§ **GIVEN PROBLEM**: Extract the lines that carry the string "Progress" from the listing.

— Begin —

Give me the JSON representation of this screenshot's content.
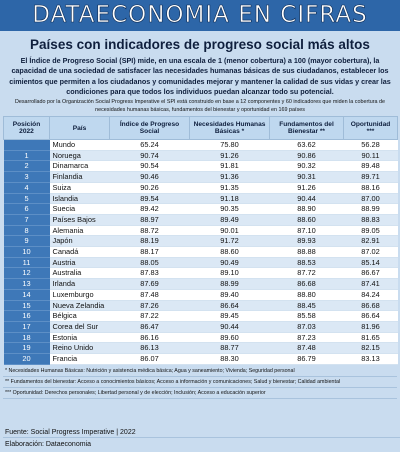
{
  "header": {
    "title": "DATAECONOMIA EN CIFRAS",
    "subtitle": "Países con indicadores de progreso social más altos"
  },
  "intro": "El Índice de Progreso Social (SPI) mide, en una escala de 1 (menor cobertura) a 100 (mayor cobertura), la capacidad de una sociedad de satisfacer las necesidades humanas básicas de sus ciudadanos, establecer los cimientos que permiten a los ciudadanos y comunidades mejorar y mantener la calidad de sus vidas y crear las condiciones para que todos los individuos puedan alcanzar todo su potencial.",
  "note": "Desarrollado por la Organización Social Progress Imperative el SPI está construido en base a 12 componentes y 60 indicadores que miden la cobertura de necesidades humanas básicas, fundamentos del bienestar y oportunidad en 169 países",
  "table": {
    "columns": [
      "Posición 2022",
      "País",
      "Índice de Progreso Social",
      "Necesidades Humanas Básicas *",
      "Fundamentos del Bienestar **",
      "Oportunidad ***"
    ],
    "rows": [
      [
        "",
        "Mundo",
        "65.24",
        "75.80",
        "63.62",
        "56.28"
      ],
      [
        "1",
        "Noruega",
        "90.74",
        "91.26",
        "90.86",
        "90.11"
      ],
      [
        "2",
        "Dinamarca",
        "90.54",
        "91.81",
        "90.32",
        "89.48"
      ],
      [
        "3",
        "Finlandia",
        "90.46",
        "91.36",
        "90.31",
        "89.71"
      ],
      [
        "4",
        "Suiza",
        "90.26",
        "91.35",
        "91.26",
        "88.16"
      ],
      [
        "5",
        "Islandia",
        "89.54",
        "91.18",
        "90.44",
        "87.00"
      ],
      [
        "6",
        "Suecia",
        "89.42",
        "90.35",
        "88.90",
        "88.99"
      ],
      [
        "7",
        "Países Bajos",
        "88.97",
        "89.49",
        "88.60",
        "88.83"
      ],
      [
        "8",
        "Alemania",
        "88.72",
        "90.01",
        "87.10",
        "89.05"
      ],
      [
        "9",
        "Japón",
        "88.19",
        "91.72",
        "89.93",
        "82.91"
      ],
      [
        "10",
        "Canadá",
        "88.17",
        "88.60",
        "88.88",
        "87.02"
      ],
      [
        "11",
        "Austria",
        "88.05",
        "90.49",
        "88.53",
        "85.14"
      ],
      [
        "12",
        "Australia",
        "87.83",
        "89.10",
        "87.72",
        "86.67"
      ],
      [
        "13",
        "Irlanda",
        "87.69",
        "88.99",
        "86.68",
        "87.41"
      ],
      [
        "14",
        "Luxemburgo",
        "87.48",
        "89.40",
        "88.80",
        "84.24"
      ],
      [
        "15",
        "Nueva Zelandia",
        "87.26",
        "86.64",
        "88.45",
        "86.68"
      ],
      [
        "16",
        "Bélgica",
        "87.22",
        "89.45",
        "85.58",
        "86.64"
      ],
      [
        "17",
        "Corea del Sur",
        "86.47",
        "90.44",
        "87.03",
        "81.96"
      ],
      [
        "18",
        "Estonia",
        "86.16",
        "89.60",
        "87.23",
        "81.65"
      ],
      [
        "19",
        "Reino Unido",
        "86.13",
        "88.77",
        "87.48",
        "82.15"
      ],
      [
        "20",
        "Francia",
        "86.07",
        "88.30",
        "86.79",
        "83.13"
      ]
    ]
  },
  "footnotes": [
    "* Necesidades Humanas Básicas: Nutrición y asistencia médica básica; Agua y saneamiento; Vivienda; Seguridad personal",
    "** Fundamentos del bienestar: Acceso a conocimientos básicos; Acceso a información y comunicaciones; Salud y bienestar; Calidad ambiental",
    "*** Oportunidad: Derechos personales; Libertad personal y de elección; Inclusión; Acceso a educación superior"
  ],
  "source": "Fuente: Social Progress Imperative | 2022",
  "credit": "Elaboración: Dataeconomia"
}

— End —

§ **COMPLETE OUTPUT**:
  "note": "Desarrollado por la Organización Social Progress Imperative el SPI está construido en base a 12 componentes y 60 indicadores que miden la cobertura de necesidades humanas básicas, fundamentos del bienestar y oportunidad en 169 países",
  "source": "Fuente: Social Progress Imperative | 2022",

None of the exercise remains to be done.